--- EXERCISE DIRECTIONS ---
Reproduce the listing below in its entirety. Change nothing.

(Records from a dataset)
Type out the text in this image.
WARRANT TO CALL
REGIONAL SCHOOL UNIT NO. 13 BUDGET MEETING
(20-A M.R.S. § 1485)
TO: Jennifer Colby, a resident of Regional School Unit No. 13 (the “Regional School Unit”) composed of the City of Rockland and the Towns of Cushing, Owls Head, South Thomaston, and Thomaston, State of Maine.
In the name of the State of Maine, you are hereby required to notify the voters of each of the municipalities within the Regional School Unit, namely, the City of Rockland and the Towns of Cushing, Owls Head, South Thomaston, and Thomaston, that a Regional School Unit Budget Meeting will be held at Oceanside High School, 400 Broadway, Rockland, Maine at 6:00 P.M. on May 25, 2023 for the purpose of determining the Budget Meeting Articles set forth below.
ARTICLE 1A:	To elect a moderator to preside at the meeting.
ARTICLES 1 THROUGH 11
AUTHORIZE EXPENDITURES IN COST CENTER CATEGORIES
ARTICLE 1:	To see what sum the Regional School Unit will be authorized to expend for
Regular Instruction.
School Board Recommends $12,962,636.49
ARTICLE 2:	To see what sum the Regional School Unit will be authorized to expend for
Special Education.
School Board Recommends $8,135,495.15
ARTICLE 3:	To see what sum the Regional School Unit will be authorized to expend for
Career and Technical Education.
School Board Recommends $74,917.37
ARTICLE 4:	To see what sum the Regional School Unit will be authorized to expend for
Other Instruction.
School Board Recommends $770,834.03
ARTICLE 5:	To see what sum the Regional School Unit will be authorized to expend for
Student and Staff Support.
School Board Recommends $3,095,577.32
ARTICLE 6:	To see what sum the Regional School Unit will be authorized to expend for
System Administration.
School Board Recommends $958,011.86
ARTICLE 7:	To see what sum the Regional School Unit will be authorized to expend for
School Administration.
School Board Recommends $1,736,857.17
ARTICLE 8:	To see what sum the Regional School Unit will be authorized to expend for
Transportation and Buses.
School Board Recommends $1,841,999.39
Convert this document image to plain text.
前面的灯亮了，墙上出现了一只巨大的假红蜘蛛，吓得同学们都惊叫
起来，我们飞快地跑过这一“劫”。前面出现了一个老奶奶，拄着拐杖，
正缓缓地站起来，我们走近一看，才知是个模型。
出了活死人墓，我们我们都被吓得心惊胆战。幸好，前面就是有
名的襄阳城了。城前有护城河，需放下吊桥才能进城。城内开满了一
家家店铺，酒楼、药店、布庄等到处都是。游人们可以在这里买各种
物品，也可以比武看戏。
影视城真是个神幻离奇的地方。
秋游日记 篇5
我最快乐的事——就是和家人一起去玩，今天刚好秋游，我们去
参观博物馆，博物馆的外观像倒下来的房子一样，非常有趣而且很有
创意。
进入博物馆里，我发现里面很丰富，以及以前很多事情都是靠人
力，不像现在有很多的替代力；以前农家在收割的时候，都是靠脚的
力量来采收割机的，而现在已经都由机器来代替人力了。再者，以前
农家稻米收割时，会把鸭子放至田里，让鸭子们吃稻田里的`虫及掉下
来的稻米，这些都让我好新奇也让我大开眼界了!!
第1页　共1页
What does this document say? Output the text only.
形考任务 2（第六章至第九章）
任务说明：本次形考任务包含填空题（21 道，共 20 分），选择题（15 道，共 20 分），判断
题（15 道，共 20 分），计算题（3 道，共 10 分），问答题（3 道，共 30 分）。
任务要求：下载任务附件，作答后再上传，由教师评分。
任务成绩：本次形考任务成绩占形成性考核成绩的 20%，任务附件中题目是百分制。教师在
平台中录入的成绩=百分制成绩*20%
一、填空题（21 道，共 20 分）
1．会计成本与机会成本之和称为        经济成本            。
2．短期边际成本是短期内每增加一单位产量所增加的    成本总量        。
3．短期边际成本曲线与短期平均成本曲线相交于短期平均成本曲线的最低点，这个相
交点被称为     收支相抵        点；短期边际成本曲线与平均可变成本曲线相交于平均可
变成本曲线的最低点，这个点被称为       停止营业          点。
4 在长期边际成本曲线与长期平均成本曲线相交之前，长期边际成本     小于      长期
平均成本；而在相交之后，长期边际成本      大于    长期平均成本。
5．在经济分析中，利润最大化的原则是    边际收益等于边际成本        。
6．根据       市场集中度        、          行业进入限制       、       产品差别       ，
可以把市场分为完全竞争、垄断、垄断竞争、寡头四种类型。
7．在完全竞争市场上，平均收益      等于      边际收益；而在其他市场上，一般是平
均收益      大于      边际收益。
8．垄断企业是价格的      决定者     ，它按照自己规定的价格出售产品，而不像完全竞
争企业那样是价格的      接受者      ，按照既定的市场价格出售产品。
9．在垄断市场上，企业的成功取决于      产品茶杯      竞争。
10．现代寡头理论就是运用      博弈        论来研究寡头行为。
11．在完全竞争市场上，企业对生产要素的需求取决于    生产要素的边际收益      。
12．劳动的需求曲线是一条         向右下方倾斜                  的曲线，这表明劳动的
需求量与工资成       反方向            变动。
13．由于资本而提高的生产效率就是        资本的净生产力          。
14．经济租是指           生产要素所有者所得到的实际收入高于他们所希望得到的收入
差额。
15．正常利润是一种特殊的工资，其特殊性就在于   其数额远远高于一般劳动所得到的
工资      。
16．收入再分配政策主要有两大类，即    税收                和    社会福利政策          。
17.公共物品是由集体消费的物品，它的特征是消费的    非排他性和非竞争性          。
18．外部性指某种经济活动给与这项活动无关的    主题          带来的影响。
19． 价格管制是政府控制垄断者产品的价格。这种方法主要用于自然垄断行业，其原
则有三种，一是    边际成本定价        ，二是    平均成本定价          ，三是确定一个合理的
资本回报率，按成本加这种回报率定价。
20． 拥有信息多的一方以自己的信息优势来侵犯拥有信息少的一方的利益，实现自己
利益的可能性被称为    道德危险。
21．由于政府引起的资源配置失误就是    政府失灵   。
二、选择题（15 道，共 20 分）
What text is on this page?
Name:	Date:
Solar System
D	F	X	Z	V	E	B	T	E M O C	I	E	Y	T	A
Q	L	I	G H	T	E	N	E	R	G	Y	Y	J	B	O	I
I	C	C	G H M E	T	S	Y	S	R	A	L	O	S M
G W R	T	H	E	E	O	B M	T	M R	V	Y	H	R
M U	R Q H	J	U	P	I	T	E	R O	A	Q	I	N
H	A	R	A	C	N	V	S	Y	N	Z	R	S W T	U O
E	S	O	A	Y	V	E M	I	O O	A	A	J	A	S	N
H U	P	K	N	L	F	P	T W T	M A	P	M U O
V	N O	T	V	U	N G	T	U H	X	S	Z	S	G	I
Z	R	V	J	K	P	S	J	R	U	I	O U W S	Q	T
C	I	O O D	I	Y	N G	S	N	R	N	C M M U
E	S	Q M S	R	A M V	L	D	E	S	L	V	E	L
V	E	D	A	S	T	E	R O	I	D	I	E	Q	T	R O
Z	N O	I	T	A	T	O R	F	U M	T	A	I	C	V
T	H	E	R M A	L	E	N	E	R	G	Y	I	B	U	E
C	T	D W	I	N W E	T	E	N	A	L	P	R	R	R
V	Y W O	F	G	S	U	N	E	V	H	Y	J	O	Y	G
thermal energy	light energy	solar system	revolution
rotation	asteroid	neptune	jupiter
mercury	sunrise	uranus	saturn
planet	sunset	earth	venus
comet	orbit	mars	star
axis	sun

--- WRITTEN RESPONSE ---
Type out the text in this image.
WARRANT TO CALL
REGIONAL SCHOOL UNIT NO. 13 BUDGET MEETING
(20-A M.R.S. § 1485)
TO: Jennifer Colby, a resident of Regional School Unit No. 13 (the “Regional School Unit”) composed of the City of Rockland and the Towns of Cushing, Owls Head, South Thomaston, and Thomaston, State of Maine.
In the name of the State of Maine, you are hereby required to notify the voters of each of the municipalities within the Regional School Unit, namely, the City of Rockland and the Towns of Cushing, Owls Head, South Thomaston, and Thomaston, that a Regional School Unit Budget Meeting will be held at Oceanside High School, 400 Broadway, Rockland, Maine at 6:00 P.M. on May 25, 2023 for the purpose of determining the Budget Meeting Articles set forth below.
ARTICLE 1A:	To elect a moderator to preside at the meeting.
ARTICLES 1 THROUGH 11
AUTHORIZE EXPENDITURES IN COST CENTER CATEGORIES
ARTICLE 1:	To see what sum the Regional School Unit will be authorized to expend for
Regular Instruction.
School Board Recommends $12,962,636.49
ARTICLE 2:	To see what sum the Regional School Unit will be authorized to expend for
Special Education.
School Board Recommends $8,135,495.15
ARTICLE 3:	To see what sum the Regional School Unit will be authorized to expend for
Career and Technical Education.
School Board Recommends $74,917.37
ARTICLE 4:	To see what sum the Regional School Unit will be authorized to expend for
Other Instruction.
School Board Recommends $770,834.03
ARTICLE 5:	To see what sum the Regional School Unit will be authorized to expend for
Student and Staff Support.
School Board Recommends $3,095,577.32
ARTICLE 6:	To see what sum the Regional School Unit will be authorized to expend for
System Administration.
School Board Recommends $958,011.86
ARTICLE 7:	To see what sum the Regional School Unit will be authorized to expend for
School Administration.
School Board Recommends $1,736,857.17
ARTICLE 8:	To see what sum the Regional School Unit will be authorized to expend for
Transportation and Buses.
School Board Recommends $1,841,999.39
Convert this document image to plain text.
前面的灯亮了，墙上出现了一只巨大的假红蜘蛛，吓得同学们都惊叫
起来，我们飞快地跑过这一“劫”。前面出现了一个老奶奶，拄着拐杖，
正缓缓地站起来，我们走近一看，才知是个模型。
出了活死人墓，我们我们都被吓得心惊胆战。幸好，前面就是有
名的襄阳城了。城前有护城河，需放下吊桥才能进城。城内开满了一
家家店铺，酒楼、药店、布庄等到处都是。游人们可以在这里买各种
物品，也可以比武看戏。
影视城真是个神幻离奇的地方。
秋游日记 篇5
我最快乐的事——就是和家人一起去玩，今天刚好秋游，我们去
参观博物馆，博物馆的外观像倒下来的房子一样，非常有趣而且很有
创意。
进入博物馆里，我发现里面很丰富，以及以前很多事情都是靠人
力，不像现在有很多的替代力；以前农家在收割的时候，都是靠脚的
力量来采收割机的，而现在已经都由机器来代替人力了。再者，以前
农家稻米收割时，会把鸭子放至田里，让鸭子们吃稻田里的`虫及掉下
来的稻米，这些都让我好新奇也让我大开眼界了!!
第1页　共1页
What does this document say? Output the text only.
形考任务 2（第六章至第九章）
任务说明：本次形考任务包含填空题（21 道，共 20 分），选择题（15 道，共 20 分），判断
题（15 道，共 20 分），计算题（3 道，共 10 分），问答题（3 道，共 30 分）。
任务要求：下载任务附件，作答后再上传，由教师评分。
任务成绩：本次形考任务成绩占形成性考核成绩的 20%，任务附件中题目是百分制。教师在
平台中录入的成绩=百分制成绩*20%
一、填空题（21 道，共 20 分）
1．会计成本与机会成本之和称为        经济成本            。
2．短期边际成本是短期内每增加一单位产量所增加的    成本总量        。
3．短期边际成本曲线与短期平均成本曲线相交于短期平均成本曲线的最低点，这个相
交点被称为     收支相抵        点；短期边际成本曲线与平均可变成本曲线相交于平均可
变成本曲线的最低点，这个点被称为       停止营业          点。
4 在长期边际成本曲线与长期平均成本曲线相交之前，长期边际成本     小于      长期
平均成本；而在相交之后，长期边际成本      大于    长期平均成本。
5．在经济分析中，利润最大化的原则是    边际收益等于边际成本        。
6．根据       市场集中度        、          行业进入限制       、       产品差别       ，
可以把市场分为完全竞争、垄断、垄断竞争、寡头四种类型。
7．在完全竞争市场上，平均收益      等于      边际收益；而在其他市场上，一般是平
均收益      大于      边际收益。
8．垄断企业是价格的      决定者     ，它按照自己规定的价格出售产品，而不像完全竞
争企业那样是价格的      接受者      ，按照既定的市场价格出售产品。
9．在垄断市场上，企业的成功取决于      产品茶杯      竞争。
10．现代寡头理论就是运用      博弈        论来研究寡头行为。
11．在完全竞争市场上，企业对生产要素的需求取决于    生产要素的边际收益      。
12．劳动的需求曲线是一条         向右下方倾斜                  的曲线，这表明劳动的
需求量与工资成       反方向            变动。
13．由于资本而提高的生产效率就是        资本的净生产力          。
14．经济租是指           生产要素所有者所得到的实际收入高于他们所希望得到的收入
差额。
15．正常利润是一种特殊的工资，其特殊性就在于   其数额远远高于一般劳动所得到的
工资      。
16．收入再分配政策主要有两大类，即    税收                和    社会福利政策          。
17.公共物品是由集体消费的物品，它的特征是消费的    非排他性和非竞争性          。
18．外部性指某种经济活动给与这项活动无关的    主题          带来的影响。
19． 价格管制是政府控制垄断者产品的价格。这种方法主要用于自然垄断行业，其原
则有三种，一是    边际成本定价        ，二是    平均成本定价          ，三是确定一个合理的
资本回报率，按成本加这种回报率定价。
20． 拥有信息多的一方以自己的信息优势来侵犯拥有信息少的一方的利益，实现自己
利益的可能性被称为    道德危险。
21．由于政府引起的资源配置失误就是    政府失灵   。
二、选择题（15 道，共 20 分）
What text is on this page?
Name:	Date:
Solar System
D	F	X	Z	V	E	B	T	E M O C	I	E	Y	T	A
Q	L	I	G H	T	E	N	E	R	G	Y	Y	J	B	O	I
I	C	C	G H M E	T	S	Y	S	R	A	L	O	S M
G W R	T	H	E	E	O	B M	T	M R	V	Y	H	R
M U	R Q H	J	U	P	I	T	E	R O	A	Q	I	N
H	A	R	A	C	N	V	S	Y	N	Z	R	S W T	U O
E	S	O	A	Y	V	E M	I	O O	A	A	J	A	S	N
H U	P	K	N	L	F	P	T W T	M A	P	M U O
V	N O	T	V	U	N G	T	U H	X	S	Z	S	G	I
Z	R	V	J	K	P	S	J	R	U	I	O U W S	Q	T
C	I	O O D	I	Y	N G	S	N	R	N	C M M U
E	S	Q M S	R	A M V	L	D	E	S	L	V	E	L
V	E	D	A	S	T	E	R O	I	D	I	E	Q	T	R O
Z	N O	I	T	A	T	O R	F	U M	T	A	I	C	V
T	H	E	R M A	L	E	N	E	R	G	Y	I	B	U	E
C	T	D W	I	N W E	T	E	N	A	L	P	R	R	R
V	Y W O	F	G	S	U	N	E	V	H	Y	J	O	Y	G
thermal energy	light energy	solar system	revolution
rotation	asteroid	neptune	jupiter
mercury	sunrise	uranus	saturn
planet	sunset	earth	venus
comet	orbit	mars	star
axis	sun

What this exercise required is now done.